Collection entries:
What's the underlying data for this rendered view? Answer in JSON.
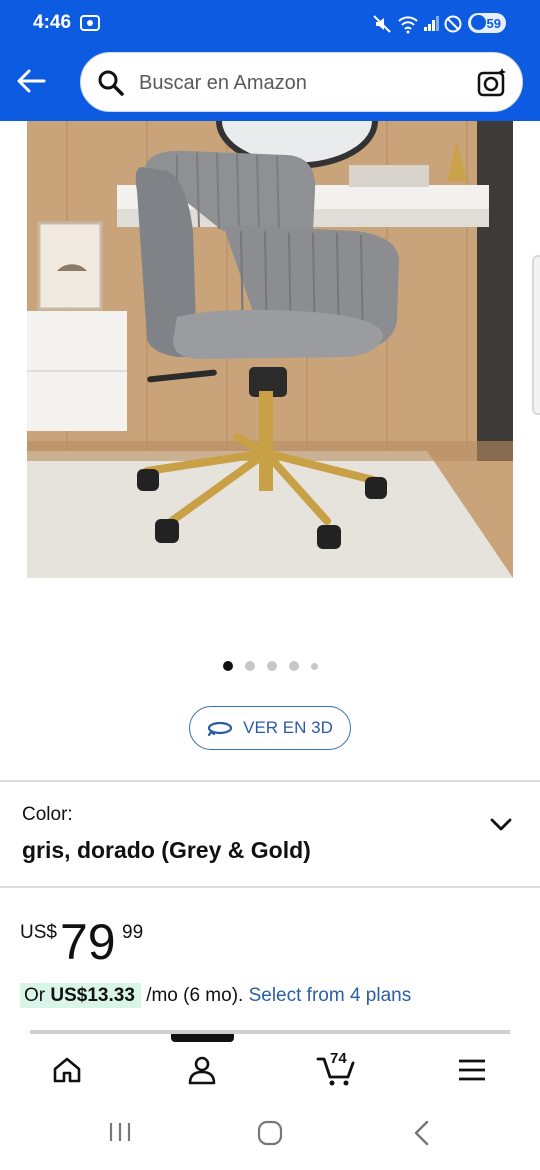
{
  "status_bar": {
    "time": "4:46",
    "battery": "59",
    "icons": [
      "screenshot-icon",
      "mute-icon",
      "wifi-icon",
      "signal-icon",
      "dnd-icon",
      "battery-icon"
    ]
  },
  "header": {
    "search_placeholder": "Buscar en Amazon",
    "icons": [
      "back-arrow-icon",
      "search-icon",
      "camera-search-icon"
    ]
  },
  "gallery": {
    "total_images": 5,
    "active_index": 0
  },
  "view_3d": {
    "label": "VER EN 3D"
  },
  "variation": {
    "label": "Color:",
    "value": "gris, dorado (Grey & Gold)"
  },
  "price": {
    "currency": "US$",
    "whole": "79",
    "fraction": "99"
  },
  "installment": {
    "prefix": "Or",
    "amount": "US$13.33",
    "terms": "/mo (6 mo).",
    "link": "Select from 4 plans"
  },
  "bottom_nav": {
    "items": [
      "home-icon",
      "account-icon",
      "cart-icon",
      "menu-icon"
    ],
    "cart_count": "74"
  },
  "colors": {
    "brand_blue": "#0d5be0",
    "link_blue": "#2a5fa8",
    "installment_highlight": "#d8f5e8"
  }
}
---
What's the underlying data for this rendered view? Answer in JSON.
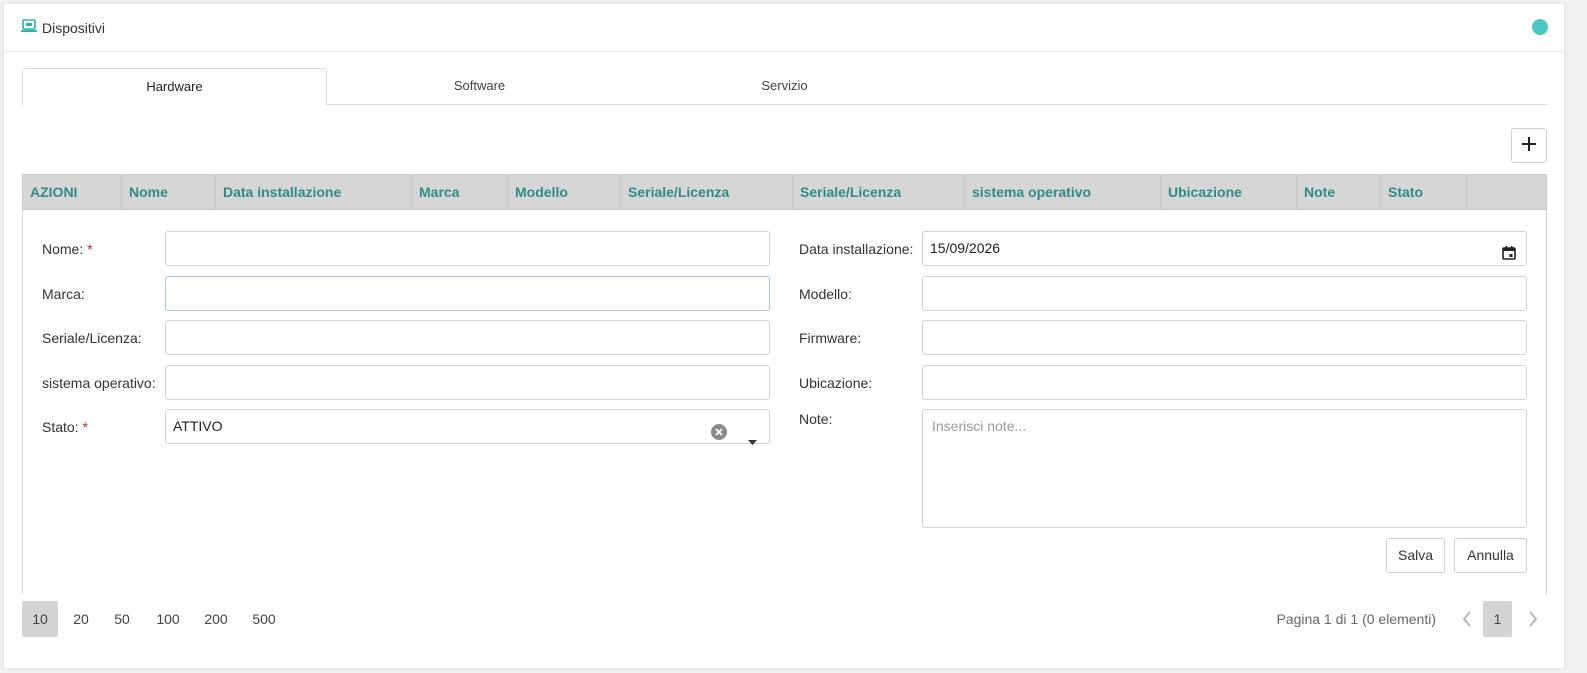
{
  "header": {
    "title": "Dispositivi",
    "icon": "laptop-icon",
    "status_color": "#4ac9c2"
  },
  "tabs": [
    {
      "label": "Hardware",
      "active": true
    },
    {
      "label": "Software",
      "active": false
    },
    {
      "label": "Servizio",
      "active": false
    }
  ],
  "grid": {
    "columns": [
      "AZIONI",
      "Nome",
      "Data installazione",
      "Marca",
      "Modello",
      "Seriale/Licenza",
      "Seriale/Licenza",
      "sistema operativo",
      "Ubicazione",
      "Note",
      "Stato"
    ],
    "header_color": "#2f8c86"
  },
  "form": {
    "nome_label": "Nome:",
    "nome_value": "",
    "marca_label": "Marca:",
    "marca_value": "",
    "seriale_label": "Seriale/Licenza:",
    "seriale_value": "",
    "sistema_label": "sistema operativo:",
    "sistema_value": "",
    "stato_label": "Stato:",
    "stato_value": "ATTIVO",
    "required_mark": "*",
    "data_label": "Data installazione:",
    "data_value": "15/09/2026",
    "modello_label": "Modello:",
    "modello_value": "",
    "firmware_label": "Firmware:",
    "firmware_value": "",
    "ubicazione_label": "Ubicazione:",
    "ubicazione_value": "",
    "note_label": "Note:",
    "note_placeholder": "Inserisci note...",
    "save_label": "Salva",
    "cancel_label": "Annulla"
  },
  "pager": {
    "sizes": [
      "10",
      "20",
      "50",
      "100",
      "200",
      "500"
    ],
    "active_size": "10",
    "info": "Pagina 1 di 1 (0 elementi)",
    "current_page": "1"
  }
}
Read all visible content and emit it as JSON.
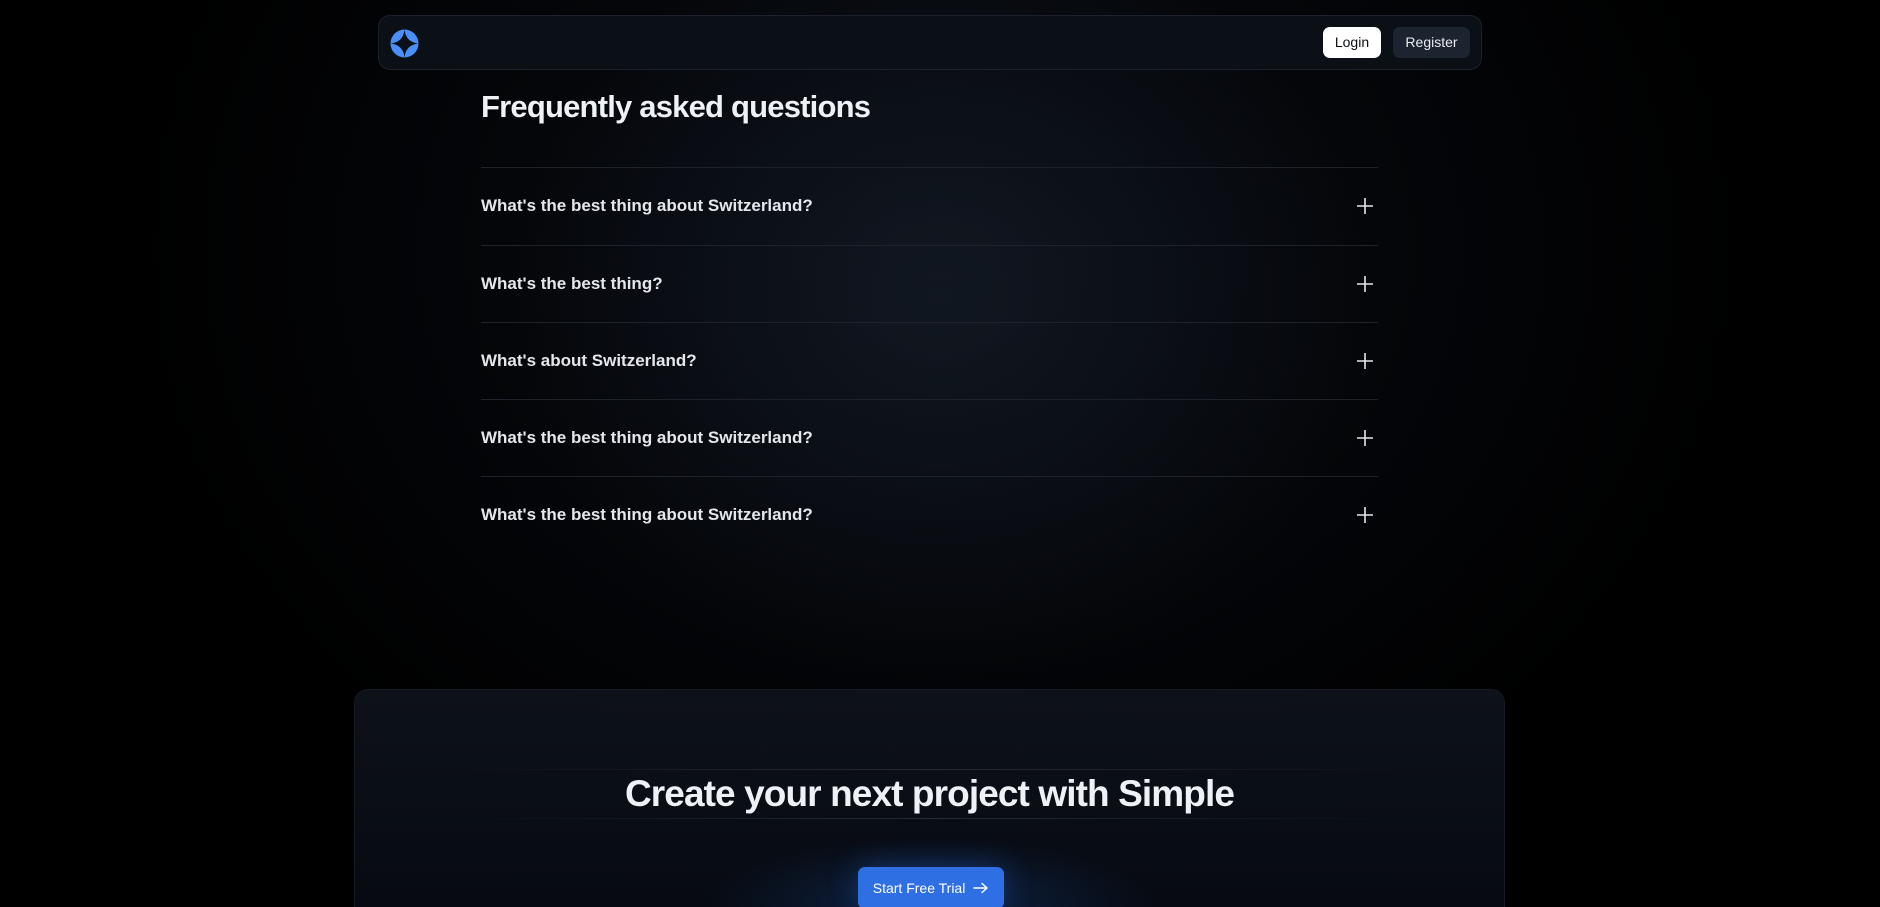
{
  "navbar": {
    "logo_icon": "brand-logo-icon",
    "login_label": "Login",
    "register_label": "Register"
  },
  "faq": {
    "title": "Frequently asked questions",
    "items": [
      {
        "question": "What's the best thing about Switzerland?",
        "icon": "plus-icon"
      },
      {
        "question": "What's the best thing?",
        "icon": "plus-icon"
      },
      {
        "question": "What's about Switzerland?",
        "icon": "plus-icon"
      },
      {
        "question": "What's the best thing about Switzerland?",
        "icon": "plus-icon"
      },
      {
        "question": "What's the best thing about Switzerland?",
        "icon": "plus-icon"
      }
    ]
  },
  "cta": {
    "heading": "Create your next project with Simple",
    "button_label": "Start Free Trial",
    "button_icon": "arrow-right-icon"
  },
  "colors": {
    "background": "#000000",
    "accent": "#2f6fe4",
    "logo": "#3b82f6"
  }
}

WHAT IS BEING ASKED: Search the data above for the string "installazione" and return every line that has it.

IN RESPONSE:
      "Data installazione",
    "data_label": "Data installazione:",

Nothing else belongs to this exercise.